+++ Records supplied +++

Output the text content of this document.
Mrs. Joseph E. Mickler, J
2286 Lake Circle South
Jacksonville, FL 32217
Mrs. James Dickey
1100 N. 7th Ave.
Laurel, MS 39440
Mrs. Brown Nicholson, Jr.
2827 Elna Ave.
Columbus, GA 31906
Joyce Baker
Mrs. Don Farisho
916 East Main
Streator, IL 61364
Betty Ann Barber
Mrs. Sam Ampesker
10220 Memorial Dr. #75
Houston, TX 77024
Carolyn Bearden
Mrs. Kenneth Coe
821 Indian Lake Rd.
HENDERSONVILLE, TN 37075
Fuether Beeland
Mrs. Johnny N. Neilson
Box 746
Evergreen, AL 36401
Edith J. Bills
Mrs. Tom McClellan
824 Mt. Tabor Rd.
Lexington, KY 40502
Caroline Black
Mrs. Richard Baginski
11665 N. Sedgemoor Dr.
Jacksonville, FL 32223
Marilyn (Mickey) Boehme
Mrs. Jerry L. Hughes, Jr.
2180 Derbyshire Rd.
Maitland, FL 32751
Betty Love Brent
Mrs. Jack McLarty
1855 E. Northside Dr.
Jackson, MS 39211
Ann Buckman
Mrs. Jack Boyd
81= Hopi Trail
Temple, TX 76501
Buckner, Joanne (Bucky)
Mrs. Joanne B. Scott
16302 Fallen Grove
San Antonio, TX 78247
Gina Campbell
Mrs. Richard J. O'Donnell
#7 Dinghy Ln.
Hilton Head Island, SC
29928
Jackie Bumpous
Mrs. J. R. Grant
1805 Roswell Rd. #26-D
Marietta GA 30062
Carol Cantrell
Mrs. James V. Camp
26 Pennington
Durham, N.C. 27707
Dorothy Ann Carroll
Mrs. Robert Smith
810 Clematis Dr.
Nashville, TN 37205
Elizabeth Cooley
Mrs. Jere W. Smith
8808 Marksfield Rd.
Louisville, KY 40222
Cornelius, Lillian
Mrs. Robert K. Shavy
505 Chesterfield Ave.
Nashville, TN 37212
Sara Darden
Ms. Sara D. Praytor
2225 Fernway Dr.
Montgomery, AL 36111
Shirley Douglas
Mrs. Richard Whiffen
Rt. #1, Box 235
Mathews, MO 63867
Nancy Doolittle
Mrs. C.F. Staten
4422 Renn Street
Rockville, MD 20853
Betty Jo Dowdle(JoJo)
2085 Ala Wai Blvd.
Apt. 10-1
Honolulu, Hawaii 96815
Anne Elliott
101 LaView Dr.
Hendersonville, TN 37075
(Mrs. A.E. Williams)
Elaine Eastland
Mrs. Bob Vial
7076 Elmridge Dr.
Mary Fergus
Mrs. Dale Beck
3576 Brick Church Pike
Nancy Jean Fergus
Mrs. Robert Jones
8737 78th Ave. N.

+++

## Task description
From the records above, extract everything verbatim.

## Final result
Output the text content of this document.
Mrs. Joseph E. Mickler, J
2286 Lake Circle South
Jacksonville, FL 32217
Mrs. James Dickey
1100 N. 7th Ave.
Laurel, MS 39440
Mrs. Brown Nicholson, Jr.
2827 Elna Ave.
Columbus, GA 31906
Joyce Baker
Mrs. Don Farisho
916 East Main
Streator, IL 61364
Betty Ann Barber
Mrs. Sam Ampesker
10220 Memorial Dr. #75
Houston, TX 77024
Carolyn Bearden
Mrs. Kenneth Coe
821 Indian Lake Rd.
HENDERSONVILLE, TN 37075
Fuether Beeland
Mrs. Johnny N. Neilson
Box 746
Evergreen, AL 36401
Edith J. Bills
Mrs. Tom McClellan
824 Mt. Tabor Rd.
Lexington, KY 40502
Caroline Black
Mrs. Richard Baginski
11665 N. Sedgemoor Dr.
Jacksonville, FL 32223
Marilyn (Mickey) Boehme
Mrs. Jerry L. Hughes, Jr.
2180 Derbyshire Rd.
Maitland, FL 32751
Betty Love Brent
Mrs. Jack McLarty
1855 E. Northside Dr.
Jackson, MS 39211
Ann Buckman
Mrs. Jack Boyd
81= Hopi Trail
Temple, TX 76501
Buckner, Joanne (Bucky)
Mrs. Joanne B. Scott
16302 Fallen Grove
San Antonio, TX 78247
Gina Campbell
Mrs. Richard J. O'Donnell
#7 Dinghy Ln.
Hilton Head Island, SC
29928
Jackie Bumpous
Mrs. J. R. Grant
1805 Roswell Rd. #26-D
Marietta GA 30062
Carol Cantrell
Mrs. James V. Camp
26 Pennington
Durham, N.C. 27707
Dorothy Ann Carroll
Mrs. Robert Smith
810 Clematis Dr.
Nashville, TN 37205
Elizabeth Cooley
Mrs. Jere W. Smith
8808 Marksfield Rd.
Louisville, KY 40222
Cornelius, Lillian
Mrs. Robert K. Shavy
505 Chesterfield Ave.
Nashville, TN 37212
Sara Darden
Ms. Sara D. Praytor
2225 Fernway Dr.
Montgomery, AL 36111
Shirley Douglas
Mrs. Richard Whiffen
Rt. #1, Box 235
Mathews, MO 63867
Nancy Doolittle
Mrs. C.F. Staten
4422 Renn Street
Rockville, MD 20853
Betty Jo Dowdle(JoJo)
2085 Ala Wai Blvd.
Apt. 10-1
Honolulu, Hawaii 96815
Anne Elliott
101 LaView Dr.
Hendersonville, TN 37075
(Mrs. A.E. Williams)
Elaine Eastland
Mrs. Bob Vial
7076 Elmridge Dr.
Mary Fergus
Mrs. Dale Beck
3576 Brick Church Pike
Nancy Jean Fergus
Mrs. Robert Jones
8737 78th Ave. N.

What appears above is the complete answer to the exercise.